Problem to work on.
Report how many lines hold the word "nmidnight"; answer with the number alone.

Listed entries.
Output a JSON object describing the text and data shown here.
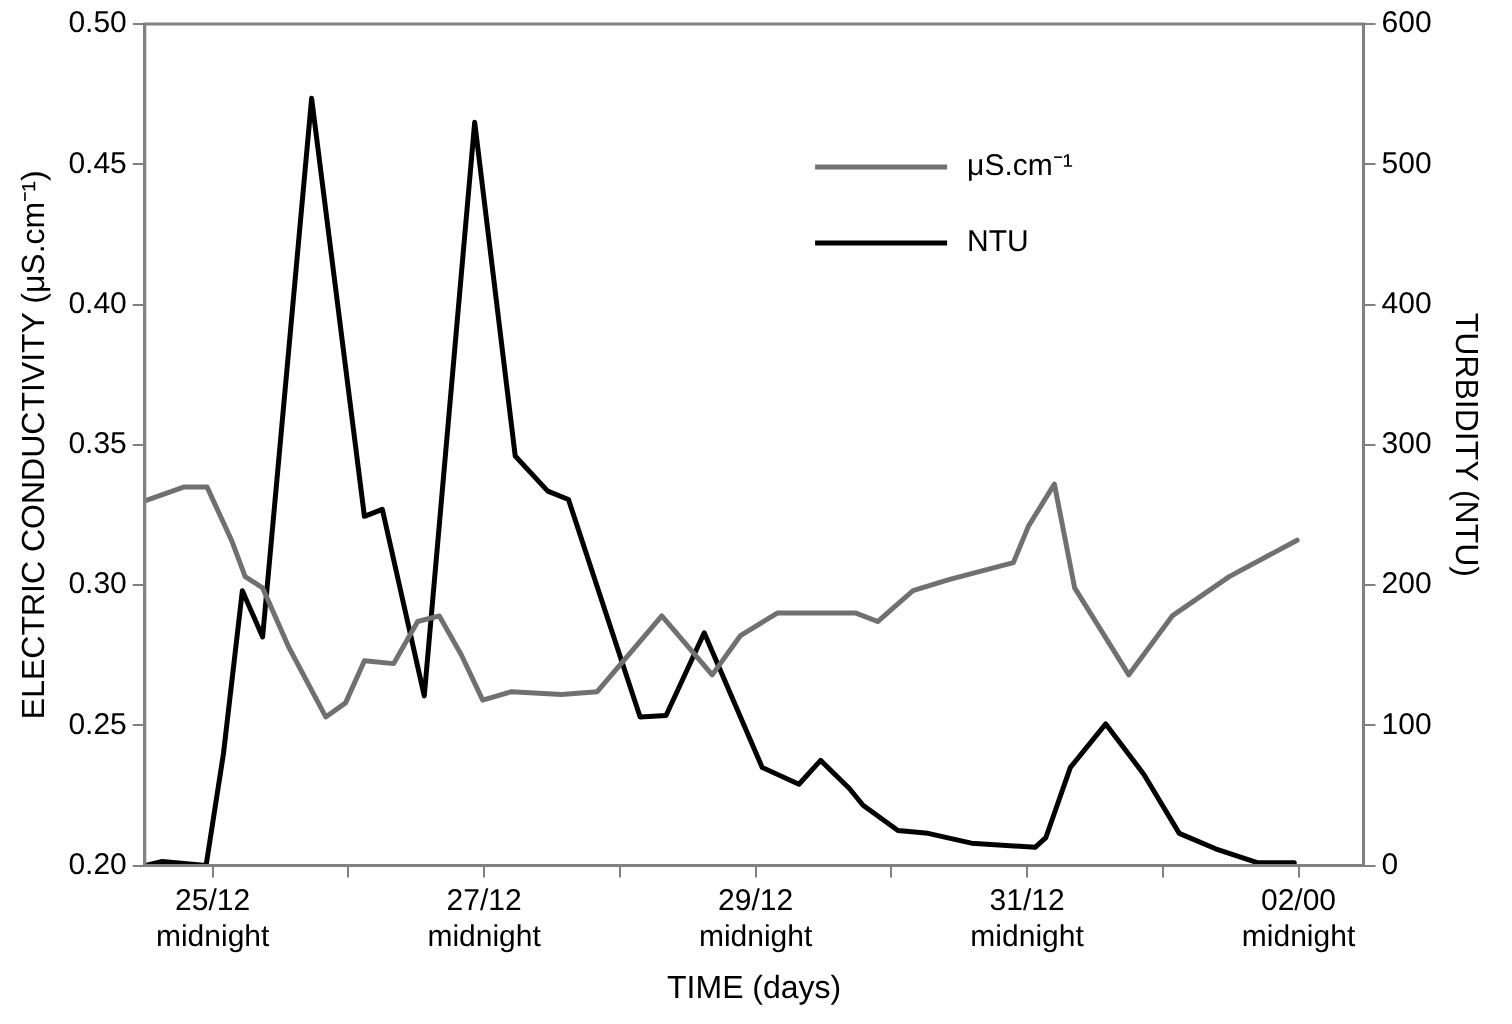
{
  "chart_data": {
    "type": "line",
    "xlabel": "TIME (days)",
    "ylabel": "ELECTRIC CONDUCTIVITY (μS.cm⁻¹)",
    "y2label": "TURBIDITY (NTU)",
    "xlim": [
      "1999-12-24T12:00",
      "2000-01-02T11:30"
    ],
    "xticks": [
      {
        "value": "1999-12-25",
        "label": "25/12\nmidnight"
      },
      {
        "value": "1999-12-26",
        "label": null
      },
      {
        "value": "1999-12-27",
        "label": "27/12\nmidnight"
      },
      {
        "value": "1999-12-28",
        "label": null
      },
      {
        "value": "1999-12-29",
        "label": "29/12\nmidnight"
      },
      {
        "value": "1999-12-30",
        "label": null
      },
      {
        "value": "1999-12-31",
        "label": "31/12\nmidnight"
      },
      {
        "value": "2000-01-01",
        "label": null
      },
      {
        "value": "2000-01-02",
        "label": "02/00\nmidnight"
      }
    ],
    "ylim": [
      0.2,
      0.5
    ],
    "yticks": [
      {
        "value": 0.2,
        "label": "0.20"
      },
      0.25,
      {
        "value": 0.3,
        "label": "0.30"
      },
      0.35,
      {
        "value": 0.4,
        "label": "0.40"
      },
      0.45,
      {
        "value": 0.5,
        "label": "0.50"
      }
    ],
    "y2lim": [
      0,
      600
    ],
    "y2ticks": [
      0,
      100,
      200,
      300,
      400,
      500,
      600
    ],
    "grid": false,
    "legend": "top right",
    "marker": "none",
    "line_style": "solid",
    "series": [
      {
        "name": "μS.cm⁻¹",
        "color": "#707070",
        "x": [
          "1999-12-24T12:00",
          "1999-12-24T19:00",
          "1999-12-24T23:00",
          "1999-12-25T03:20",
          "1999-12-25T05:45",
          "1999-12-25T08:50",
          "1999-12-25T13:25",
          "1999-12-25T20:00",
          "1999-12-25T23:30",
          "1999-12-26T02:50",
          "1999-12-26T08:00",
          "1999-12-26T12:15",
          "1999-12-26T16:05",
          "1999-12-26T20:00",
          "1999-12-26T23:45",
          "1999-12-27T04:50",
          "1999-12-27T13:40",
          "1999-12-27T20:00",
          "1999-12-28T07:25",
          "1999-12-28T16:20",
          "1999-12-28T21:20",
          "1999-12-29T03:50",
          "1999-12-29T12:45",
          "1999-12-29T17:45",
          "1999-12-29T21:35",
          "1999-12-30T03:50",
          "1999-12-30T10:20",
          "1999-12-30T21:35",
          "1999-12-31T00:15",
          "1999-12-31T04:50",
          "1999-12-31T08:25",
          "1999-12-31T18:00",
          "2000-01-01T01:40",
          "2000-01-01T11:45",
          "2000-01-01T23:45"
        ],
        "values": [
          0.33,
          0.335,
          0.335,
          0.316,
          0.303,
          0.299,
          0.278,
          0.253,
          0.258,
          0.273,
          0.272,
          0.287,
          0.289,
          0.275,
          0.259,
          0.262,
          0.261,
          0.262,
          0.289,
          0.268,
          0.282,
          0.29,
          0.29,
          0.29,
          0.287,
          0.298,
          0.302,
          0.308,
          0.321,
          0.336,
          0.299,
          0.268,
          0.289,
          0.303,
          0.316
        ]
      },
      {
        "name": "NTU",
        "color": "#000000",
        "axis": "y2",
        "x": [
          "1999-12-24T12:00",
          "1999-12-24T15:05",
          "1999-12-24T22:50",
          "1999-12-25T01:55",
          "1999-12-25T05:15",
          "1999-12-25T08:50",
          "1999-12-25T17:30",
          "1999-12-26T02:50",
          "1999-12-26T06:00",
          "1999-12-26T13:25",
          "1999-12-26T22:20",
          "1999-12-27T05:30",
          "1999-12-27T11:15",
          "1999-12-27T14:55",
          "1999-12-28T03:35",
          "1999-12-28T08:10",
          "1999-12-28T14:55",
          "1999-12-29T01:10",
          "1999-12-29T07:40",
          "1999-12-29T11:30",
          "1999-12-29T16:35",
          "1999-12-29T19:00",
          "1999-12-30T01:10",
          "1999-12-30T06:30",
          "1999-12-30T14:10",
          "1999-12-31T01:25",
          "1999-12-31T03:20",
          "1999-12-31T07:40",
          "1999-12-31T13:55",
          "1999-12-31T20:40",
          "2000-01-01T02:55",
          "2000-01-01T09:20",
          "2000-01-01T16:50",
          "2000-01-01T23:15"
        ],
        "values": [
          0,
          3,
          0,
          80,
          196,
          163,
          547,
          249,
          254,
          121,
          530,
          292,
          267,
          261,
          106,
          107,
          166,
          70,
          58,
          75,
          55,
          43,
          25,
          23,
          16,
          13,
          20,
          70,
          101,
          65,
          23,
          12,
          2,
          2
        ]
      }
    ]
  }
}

The reply.
5